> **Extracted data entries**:
<<<<
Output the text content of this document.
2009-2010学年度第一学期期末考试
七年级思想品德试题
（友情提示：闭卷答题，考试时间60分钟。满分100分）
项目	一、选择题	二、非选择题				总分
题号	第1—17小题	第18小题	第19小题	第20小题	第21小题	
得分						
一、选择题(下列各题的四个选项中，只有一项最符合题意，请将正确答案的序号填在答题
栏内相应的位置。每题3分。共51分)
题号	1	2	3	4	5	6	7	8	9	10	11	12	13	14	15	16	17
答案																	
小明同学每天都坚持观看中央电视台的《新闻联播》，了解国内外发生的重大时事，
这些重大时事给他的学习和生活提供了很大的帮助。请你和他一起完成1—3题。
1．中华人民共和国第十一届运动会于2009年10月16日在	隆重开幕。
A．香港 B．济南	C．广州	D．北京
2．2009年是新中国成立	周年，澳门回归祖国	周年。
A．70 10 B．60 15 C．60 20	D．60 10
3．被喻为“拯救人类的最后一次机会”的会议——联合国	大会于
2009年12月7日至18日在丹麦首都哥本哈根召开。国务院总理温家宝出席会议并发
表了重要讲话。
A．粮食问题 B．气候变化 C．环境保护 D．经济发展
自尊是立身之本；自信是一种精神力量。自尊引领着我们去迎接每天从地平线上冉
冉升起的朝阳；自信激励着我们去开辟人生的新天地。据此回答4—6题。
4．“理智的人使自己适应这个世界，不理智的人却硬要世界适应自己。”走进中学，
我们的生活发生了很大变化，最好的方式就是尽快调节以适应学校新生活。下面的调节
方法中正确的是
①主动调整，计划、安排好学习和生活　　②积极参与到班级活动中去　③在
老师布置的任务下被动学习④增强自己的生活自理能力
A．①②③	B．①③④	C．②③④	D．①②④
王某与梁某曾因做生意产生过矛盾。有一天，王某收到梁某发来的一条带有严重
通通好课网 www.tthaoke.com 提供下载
>>>>
Retype all of the material above with every character intact.

Output the text content of this document.
2009-2010学年度第一学期期末考试
七年级思想品德试题
（友情提示：闭卷答题，考试时间60分钟。满分100分）
项目	一、选择题	二、非选择题				总分
题号	第1—17小题	第18小题	第19小题	第20小题	第21小题	
得分						
一、选择题(下列各题的四个选项中，只有一项最符合题意，请将正确答案的序号填在答题
栏内相应的位置。每题3分。共51分)
题号	1	2	3	4	5	6	7	8	9	10	11	12	13	14	15	16	17
答案																	
小明同学每天都坚持观看中央电视台的《新闻联播》，了解国内外发生的重大时事，
这些重大时事给他的学习和生活提供了很大的帮助。请你和他一起完成1—3题。
1．中华人民共和国第十一届运动会于2009年10月16日在	隆重开幕。
A．香港 B．济南	C．广州	D．北京
2．2009年是新中国成立	周年，澳门回归祖国	周年。
A．70 10 B．60 15 C．60 20	D．60 10
3．被喻为“拯救人类的最后一次机会”的会议——联合国	大会于
2009年12月7日至18日在丹麦首都哥本哈根召开。国务院总理温家宝出席会议并发
表了重要讲话。
A．粮食问题 B．气候变化 C．环境保护 D．经济发展
自尊是立身之本；自信是一种精神力量。自尊引领着我们去迎接每天从地平线上冉
冉升起的朝阳；自信激励着我们去开辟人生的新天地。据此回答4—6题。
4．“理智的人使自己适应这个世界，不理智的人却硬要世界适应自己。”走进中学，
我们的生活发生了很大变化，最好的方式就是尽快调节以适应学校新生活。下面的调节
方法中正确的是
①主动调整，计划、安排好学习和生活　　②积极参与到班级活动中去　③在
老师布置的任务下被动学习④增强自己的生活自理能力
A．①②③	B．①③④	C．②③④	D．①②④
王某与梁某曾因做生意产生过矛盾。有一天，王某收到梁某发来的一条带有严重
通通好课网 www.tthaoke.com 提供下载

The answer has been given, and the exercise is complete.